**Request**
Rewrite the lines below as a Markdown table with two columns, "No." for the row number and "Entry" for the line, leaving out any blank lines.

**Supplied data**

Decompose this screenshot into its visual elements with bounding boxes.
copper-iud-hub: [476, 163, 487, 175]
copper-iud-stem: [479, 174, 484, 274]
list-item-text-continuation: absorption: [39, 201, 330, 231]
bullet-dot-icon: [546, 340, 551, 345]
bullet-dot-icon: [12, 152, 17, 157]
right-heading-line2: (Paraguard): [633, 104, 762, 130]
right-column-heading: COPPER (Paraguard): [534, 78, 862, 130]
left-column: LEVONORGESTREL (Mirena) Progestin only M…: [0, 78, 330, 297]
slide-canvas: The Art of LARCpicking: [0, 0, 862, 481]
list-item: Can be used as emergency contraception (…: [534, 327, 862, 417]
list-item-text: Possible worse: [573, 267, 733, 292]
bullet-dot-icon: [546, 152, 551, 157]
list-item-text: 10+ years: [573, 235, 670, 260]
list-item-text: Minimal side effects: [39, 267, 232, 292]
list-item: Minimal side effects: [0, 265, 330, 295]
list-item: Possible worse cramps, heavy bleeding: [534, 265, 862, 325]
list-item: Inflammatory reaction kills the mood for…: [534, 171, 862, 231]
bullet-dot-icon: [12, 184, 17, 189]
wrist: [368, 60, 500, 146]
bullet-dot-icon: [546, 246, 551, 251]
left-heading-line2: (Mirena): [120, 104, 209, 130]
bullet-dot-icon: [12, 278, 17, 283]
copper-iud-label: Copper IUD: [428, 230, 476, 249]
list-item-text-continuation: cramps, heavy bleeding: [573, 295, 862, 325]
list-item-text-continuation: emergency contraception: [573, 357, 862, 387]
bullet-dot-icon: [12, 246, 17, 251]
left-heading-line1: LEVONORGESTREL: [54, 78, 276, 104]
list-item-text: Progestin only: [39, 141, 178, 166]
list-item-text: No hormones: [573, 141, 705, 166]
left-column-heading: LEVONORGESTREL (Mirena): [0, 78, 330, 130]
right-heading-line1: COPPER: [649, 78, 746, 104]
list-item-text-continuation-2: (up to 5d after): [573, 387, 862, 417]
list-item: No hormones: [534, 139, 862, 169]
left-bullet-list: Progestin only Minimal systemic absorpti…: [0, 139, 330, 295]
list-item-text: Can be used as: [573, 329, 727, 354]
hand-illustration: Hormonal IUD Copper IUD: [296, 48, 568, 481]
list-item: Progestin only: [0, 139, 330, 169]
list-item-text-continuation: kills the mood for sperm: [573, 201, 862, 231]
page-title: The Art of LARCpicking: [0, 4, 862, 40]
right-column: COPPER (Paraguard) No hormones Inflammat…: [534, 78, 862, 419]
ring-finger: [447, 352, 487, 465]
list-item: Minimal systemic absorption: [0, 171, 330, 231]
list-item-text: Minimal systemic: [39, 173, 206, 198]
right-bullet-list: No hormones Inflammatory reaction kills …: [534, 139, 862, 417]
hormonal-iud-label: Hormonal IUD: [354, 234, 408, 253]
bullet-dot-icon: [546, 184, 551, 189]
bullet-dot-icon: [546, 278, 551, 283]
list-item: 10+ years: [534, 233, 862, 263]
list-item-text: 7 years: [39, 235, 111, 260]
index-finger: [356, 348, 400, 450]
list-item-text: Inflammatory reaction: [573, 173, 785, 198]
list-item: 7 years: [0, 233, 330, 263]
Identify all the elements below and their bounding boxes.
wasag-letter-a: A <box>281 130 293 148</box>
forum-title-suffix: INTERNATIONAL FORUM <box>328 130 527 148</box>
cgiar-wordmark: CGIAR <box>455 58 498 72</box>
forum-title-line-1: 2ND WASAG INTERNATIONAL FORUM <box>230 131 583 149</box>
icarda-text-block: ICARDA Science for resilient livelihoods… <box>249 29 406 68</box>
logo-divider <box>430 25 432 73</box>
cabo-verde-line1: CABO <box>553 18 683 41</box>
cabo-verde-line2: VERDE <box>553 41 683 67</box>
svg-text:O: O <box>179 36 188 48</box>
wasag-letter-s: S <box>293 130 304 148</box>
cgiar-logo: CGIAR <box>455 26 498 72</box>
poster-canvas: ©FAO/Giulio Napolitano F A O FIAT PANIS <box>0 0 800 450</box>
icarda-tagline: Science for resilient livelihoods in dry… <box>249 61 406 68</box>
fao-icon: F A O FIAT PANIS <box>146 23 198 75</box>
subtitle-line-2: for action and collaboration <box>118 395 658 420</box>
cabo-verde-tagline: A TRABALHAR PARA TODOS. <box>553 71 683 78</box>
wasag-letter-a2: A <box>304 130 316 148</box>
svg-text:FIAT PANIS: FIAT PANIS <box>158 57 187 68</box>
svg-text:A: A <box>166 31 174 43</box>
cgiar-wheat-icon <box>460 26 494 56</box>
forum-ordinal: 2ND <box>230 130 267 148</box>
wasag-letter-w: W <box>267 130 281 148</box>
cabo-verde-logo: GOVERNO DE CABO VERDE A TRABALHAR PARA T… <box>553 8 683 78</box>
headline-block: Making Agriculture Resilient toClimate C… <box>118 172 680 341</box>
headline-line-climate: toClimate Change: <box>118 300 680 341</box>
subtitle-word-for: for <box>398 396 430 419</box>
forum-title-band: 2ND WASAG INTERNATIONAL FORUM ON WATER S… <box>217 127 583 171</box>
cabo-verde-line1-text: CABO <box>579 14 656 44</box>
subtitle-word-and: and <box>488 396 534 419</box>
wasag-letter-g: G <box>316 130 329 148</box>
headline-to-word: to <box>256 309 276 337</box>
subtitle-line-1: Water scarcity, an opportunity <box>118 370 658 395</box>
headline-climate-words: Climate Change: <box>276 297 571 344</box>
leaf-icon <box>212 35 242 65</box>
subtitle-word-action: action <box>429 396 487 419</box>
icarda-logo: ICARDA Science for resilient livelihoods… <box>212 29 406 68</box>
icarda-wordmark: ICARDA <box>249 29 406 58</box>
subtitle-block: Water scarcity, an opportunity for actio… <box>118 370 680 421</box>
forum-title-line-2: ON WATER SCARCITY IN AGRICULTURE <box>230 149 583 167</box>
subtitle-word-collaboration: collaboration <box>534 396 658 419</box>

**Exercise answer**
| No. | Entry |
|---|---|
| 1 | Decompose this screenshot into its visual elements with bounding boxes. |
| 2 | copper-iud-hub: [476, 163, 487, 175] |
| 3 | copper-iud-stem: [479, 174, 484, 274] |
| 4 | list-item-text-continuation: absorption: [39, 201, 330, 231] |
| 5 | bullet-dot-icon: [546, 340, 551, 345] |
| 6 | bullet-dot-icon: [12, 152, 17, 157] |
| 7 | right-heading-line2: (Paraguard): [633, 104, 762, 130] |
| 8 | right-column-heading: COPPER (Paraguard): [534, 78, 862, 130] |
| 9 | left-column: LEVONORGESTREL (Mirena) Progestin only M…: [0, 78, 330, 297] |
| 10 | slide-canvas: The Art of LARCpicking: [0, 0, 862, 481] |
| 11 | list-item: Can be used as emergency contraception (…: [534, 327, 862, 417] |
| 12 | list-item-text: Possible worse: [573, 267, 733, 292] |
| 13 | bullet-dot-icon: [546, 152, 551, 157] |
| 14 | list-item-text: 10+ years: [573, 235, 670, 260] |
| 15 | list-item-text: Minimal side effects: [39, 267, 232, 292] |
| 16 | list-item: Minimal side effects: [0, 265, 330, 295] |
| 17 | list-item: Possible worse cramps, heavy bleeding: [534, 265, 862, 325] |
| 18 | list-item: Inflammatory reaction kills the mood for…: [534, 171, 862, 231] |
| 19 | bullet-dot-icon: [12, 184, 17, 189] |
| 20 | wrist: [368, 60, 500, 146] |
| 21 | bullet-dot-icon: [546, 246, 551, 251] |
| 22 | left-heading-line2: (Mirena): [120, 104, 209, 130] |
| 23 | bullet-dot-icon: [12, 278, 17, 283] |
| 24 | copper-iud-label: Copper IUD: [428, 230, 476, 249] |
| 25 | list-item-text-continuation: cramps, heavy bleeding: [573, 295, 862, 325] |
| 26 | list-item-text-continuation: emergency contraception: [573, 357, 862, 387] |
| 27 | bullet-dot-icon: [12, 246, 17, 251] |
| 28 | left-heading-line1: LEVONORGESTREL: [54, 78, 276, 104] |
| 29 | list-item-text: Progestin only: [39, 141, 178, 166] |
| 30 | list-item-text: No hormones: [573, 141, 705, 166] |
| 31 | left-column-heading: LEVONORGESTREL (Mirena): [0, 78, 330, 130] |
| 32 | right-heading-line1: COPPER: [649, 78, 746, 104] |
| 33 | list-item-text-continuation-2: (up to 5d after): [573, 387, 862, 417] |
| 34 | list-item: No hormones: [534, 139, 862, 169] |
| 35 | left-bullet-list: Progestin only Minimal systemic absorpti…: [0, 139, 330, 295] |
| 36 | list-item-text: Can be used as: [573, 329, 727, 354] |
| 37 | hand-illustration: Hormonal IUD Copper IUD: [296, 48, 568, 481] |
| 38 | list-item: Progestin only: [0, 139, 330, 169] |
| 39 | list-item-text-continuation: kills the mood for sperm: [573, 201, 862, 231] |
| 40 | page-title: The Art of LARCpicking: [0, 4, 862, 40] |
| 41 | right-column: COPPER (Paraguard) No hormones Inflammat…: [534, 78, 862, 419] |
| 42 | ring-finger: [447, 352, 487, 465] |
| 43 | list-item: Minimal systemic absorption: [0, 171, 330, 231] |
| 44 | list-item-text: Minimal systemic: [39, 173, 206, 198] |
| 45 | right-bullet-list: No hormones Inflammatory reaction kills …: [534, 139, 862, 417] |
| 46 | hormonal-iud-label: Hormonal IUD: [354, 234, 408, 253] |
| 47 | bullet-dot-icon: [546, 184, 551, 189] |
| 48 | bullet-dot-icon: [546, 278, 551, 283] |
| 49 | list-item: 10+ years: [534, 233, 862, 263] |
| 50 | list-item-text: 7 years: [39, 235, 111, 260] |
| 51 | index-finger: [356, 348, 400, 450] |
| 52 | list-item-text: Inflammatory reaction: [573, 173, 785, 198] |
| 53 | list-item: 7 years: [0, 233, 330, 263] |
| 54 | Identify all the elements below and their bounding boxes. |
| 55 | wasag-letter-a: A <box>281 130 293 148</box> |
| 56 | forum-title-suffix: INTERNATIONAL FORUM <box>328 130 527 148</box> |
| 57 | cgiar-wordmark: CGIAR <box>455 58 498 72</box> |
| 58 | forum-title-line-1: 2ND WASAG INTERNATIONAL FORUM <box>230 131 583 149</box> |
| 59 | icarda-text-block: ICARDA Science for resilient livelihoods… <box>249 29 406 68</box> |
| 60 | logo-divider <box>430 25 432 73</box> |
| 61 | cabo-verde-line1: CABO <box>553 18 683 41</box> |
| 62 | cabo-verde-line2: VERDE <box>553 41 683 67</box> |
| 63 | svg-text:O: O <box>179 36 188 48</box> |
| 64 | wasag-letter-s: S <box>293 130 304 148</box> |
| 65 | cgiar-logo: CGIAR <box>455 26 498 72</box> |
| 66 | poster-canvas: ©FAO/Giulio Napolitano F A O FIAT PANIS <box>0 0 800 450</box> |
| 67 | icarda-tagline: Science for resilient livelihoods in dry… <box>249 61 406 68</box> |
| 68 | fao-icon: F A O FIAT PANIS <box>146 23 198 75</box> |
| 69 | subtitle-line-2: for action and collaboration <box>118 395 658 420</box> |
| 70 | cabo-verde-tagline: A TRABALHAR PARA TODOS. <box>553 71 683 78</box> |
| 71 | wasag-letter-a2: A <box>304 130 316 148</box> |
| 72 | svg-text:FIAT PANIS: FIAT PANIS <box>158 57 187 68</box> |
| 73 | svg-text:A: A <box>166 31 174 43</box> |
| 74 | cgiar-wheat-icon <box>460 26 494 56</box> |
| 75 | forum-ordinal: 2ND <box>230 130 267 148</box> |
| 76 | wasag-letter-w: W <box>267 130 281 148</box> |
| 77 | cabo-verde-logo: GOVERNO DE CABO VERDE A TRABALHAR PARA T… <box>553 8 683 78</box> |
| 78 | headline-block: Making Agriculture Resilient toClimate C… <box>118 172 680 341</box> |
| 79 | headline-line-climate: toClimate Change: <box>118 300 680 341</box> |
| 80 | subtitle-word-for: for <box>398 396 430 419</box> |
| 81 | forum-title-band: 2ND WASAG INTERNATIONAL FORUM ON WATER S… <box>217 127 583 171</box> |
| 82 | cabo-verde-line1-text: CABO <box>579 14 656 44</box> |
| 83 | subtitle-word-and: and <box>488 396 534 419</box> |
| 84 | wasag-letter-g: G <box>316 130 329 148</box> |
| 85 | headline-to-word: to <box>256 309 276 337</box> |
| 86 | subtitle-line-1: Water scarcity, an opportunity <box>118 370 658 395</box> |
| 87 | headline-climate-words: Climate Change: <box>276 297 571 344</box> |
| 88 | leaf-icon <box>212 35 242 65</box> |
| 89 | subtitle-word-action: action <box>429 396 487 419</box> |
| 90 | icarda-logo: ICARDA Science for resilient livelihoods… <box>212 29 406 68</box> |
| 91 | icarda-wordmark: ICARDA <box>249 29 406 58</box> |
| 92 | subtitle-block: Water scarcity, an opportunity for actio… <box>118 370 680 421</box> |
| 93 | forum-title-line-2: ON WATER SCARCITY IN AGRICULTURE <box>230 149 583 167</box> |
| 94 | subtitle-word-collaboration: collaboration <box>534 396 658 419</box> |